__Dokumen Sumber__.
......

'Imlek' Lahir di Tengah Keterbatasan

Tri Wahyuni | CNN Indonesia
Senin, 08 Feb 2016 15:04 WIB
Di Indonesia, istilah 'Sin Cia' pernah terlarang digunakan karena dinilai sangat bersifat China oriented.
ilustrasi Imlek (CNN Indonesia/Safir Makki)
Jakarta, CNN Indonesia -- Sebutan Imlek untuk Tahun Baru China memang hanya terjadi di Indonesia. Negara lain lebih banyak menggunakan istilah Sin Cia ketika Tahun Baru China tiba.

Perbedaan penyebutan itu ternyata memiliki cerita tersendiri. Pemerhati Budaya Tionghoa Budiyono Tantrayoga atau yang lebih dikenal dengan nama Suhu Tan mengatakan istilah Imlek lahir pada masa Orde Baru.

"Dulu di Indonesia, zaman Orde Baru kan penyebutan dalam Bahasa Mandarin dilarang. Jadi dicarikanlah istilah lain yang terkesan tidak mencolok nuansanya ke Tiongkok-nya. Akhirnya dipakailah istilah Imlek," kata Suhu Tan kepada CNNIndonesia.com, Jumat (5/2).

ADVERTISEMENT

SCROLL TO CONTINUE WITH CONTENT

Sebenarnya Sin Cia dan Imlek memiliki arti yang berbeda. Suhu Tan menyebutkan, Sin Cia artinya pesta makan-makan di tahun yang baru. Sedangkan Imlek memiliki arti penanggalan bulan.

Di Indonesia, istilah Sin Cia dulu juga pernah digunakan saat Tahun Baru China tiba. Suhu Tan bercerita, ketika Sin Cia, orang-orang saling mengucapkan selamat dengan ungkapan Sin Chun Kiong Hie, yang berarti Selamat Tahun Baru Musim Semi.

......

__Langkah yang Dilakukan__.
[1] Menurut artikel tentang istilah Imlek, apa arti Sin Cia?
[2] Salin kembali bagian artikel tentang istilah Imlek dari "Jakarta, CNN Indonesia" sampai "arti penanggalan bulan.", lalu ganti "pesta makan-makan" dengan "perjamuan makan".

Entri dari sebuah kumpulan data
......

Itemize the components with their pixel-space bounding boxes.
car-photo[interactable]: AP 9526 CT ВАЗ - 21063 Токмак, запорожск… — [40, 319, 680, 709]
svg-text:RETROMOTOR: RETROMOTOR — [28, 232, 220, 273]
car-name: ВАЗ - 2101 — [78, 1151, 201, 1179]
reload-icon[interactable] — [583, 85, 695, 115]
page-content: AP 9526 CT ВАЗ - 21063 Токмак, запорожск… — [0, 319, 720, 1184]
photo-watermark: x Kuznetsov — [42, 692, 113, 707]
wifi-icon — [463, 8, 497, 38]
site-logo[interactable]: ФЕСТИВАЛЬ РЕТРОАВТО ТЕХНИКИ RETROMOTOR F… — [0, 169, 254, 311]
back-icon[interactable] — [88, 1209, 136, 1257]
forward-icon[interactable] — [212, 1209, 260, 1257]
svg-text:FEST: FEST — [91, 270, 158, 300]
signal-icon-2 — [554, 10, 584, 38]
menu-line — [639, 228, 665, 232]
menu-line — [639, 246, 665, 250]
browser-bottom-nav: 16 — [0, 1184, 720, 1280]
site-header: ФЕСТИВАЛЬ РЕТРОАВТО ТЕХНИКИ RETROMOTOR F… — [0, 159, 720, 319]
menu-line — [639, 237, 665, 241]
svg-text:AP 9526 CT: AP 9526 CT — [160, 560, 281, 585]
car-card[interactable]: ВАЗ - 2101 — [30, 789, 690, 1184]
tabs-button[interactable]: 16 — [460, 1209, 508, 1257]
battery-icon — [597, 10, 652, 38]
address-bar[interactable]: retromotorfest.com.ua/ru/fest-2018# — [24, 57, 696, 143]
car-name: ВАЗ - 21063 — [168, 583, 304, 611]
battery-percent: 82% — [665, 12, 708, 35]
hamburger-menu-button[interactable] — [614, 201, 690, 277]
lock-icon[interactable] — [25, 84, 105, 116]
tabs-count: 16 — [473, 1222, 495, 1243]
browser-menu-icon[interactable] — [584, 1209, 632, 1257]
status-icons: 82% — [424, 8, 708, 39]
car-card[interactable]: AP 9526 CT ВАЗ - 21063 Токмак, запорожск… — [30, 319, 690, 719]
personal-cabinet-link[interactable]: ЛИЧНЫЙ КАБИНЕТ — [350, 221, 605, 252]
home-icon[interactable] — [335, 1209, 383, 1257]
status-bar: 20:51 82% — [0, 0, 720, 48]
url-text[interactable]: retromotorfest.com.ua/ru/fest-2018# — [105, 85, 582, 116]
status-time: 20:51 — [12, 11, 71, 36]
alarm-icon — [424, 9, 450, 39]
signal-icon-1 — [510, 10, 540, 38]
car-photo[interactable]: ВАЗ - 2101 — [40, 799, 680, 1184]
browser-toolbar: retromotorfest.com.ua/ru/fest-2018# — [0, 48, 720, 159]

......

__Jawaban yang Benar__.
[1] Pesta makan-makan di tahun yang baru.

[2]
Jakarta, CNN Indonesia -- Sebutan Imlek untuk Tahun Baru China memang hanya terjadi di Indonesia. Negara lain lebih banyak menggunakan istilah Sin Cia ketika Tahun Baru China tiba.

Perbedaan penyebutan itu ternyata memiliki cerita tersendiri. Pemerhati Budaya Tionghoa Budiyono Tantrayoga atau yang lebih dikenal dengan nama Suhu Tan mengatakan istilah Imlek lahir pada masa Orde Baru.

"Dulu di Indonesia, zaman Orde Baru kan penyebutan dalam Bahasa Mandarin dilarang. Jadi dicarikanlah istilah lain yang terkesan tidak mencolok nuansanya ke Tiongkok-nya. Akhirnya dipakailah istilah Imlek," kata Suhu Tan kepada CNNIndonesia.com, Jumat (5/2).

ADVERTISEMENT

SCROLL TO CONTINUE WITH CONTENT

Sebenarnya Sin Cia dan Imlek memiliki arti yang berbeda. Suhu Tan menyebutkan, Sin Cia artinya perjamuan makan di tahun yang baru. Sedangkan Imlek memiliki arti penanggalan bulan.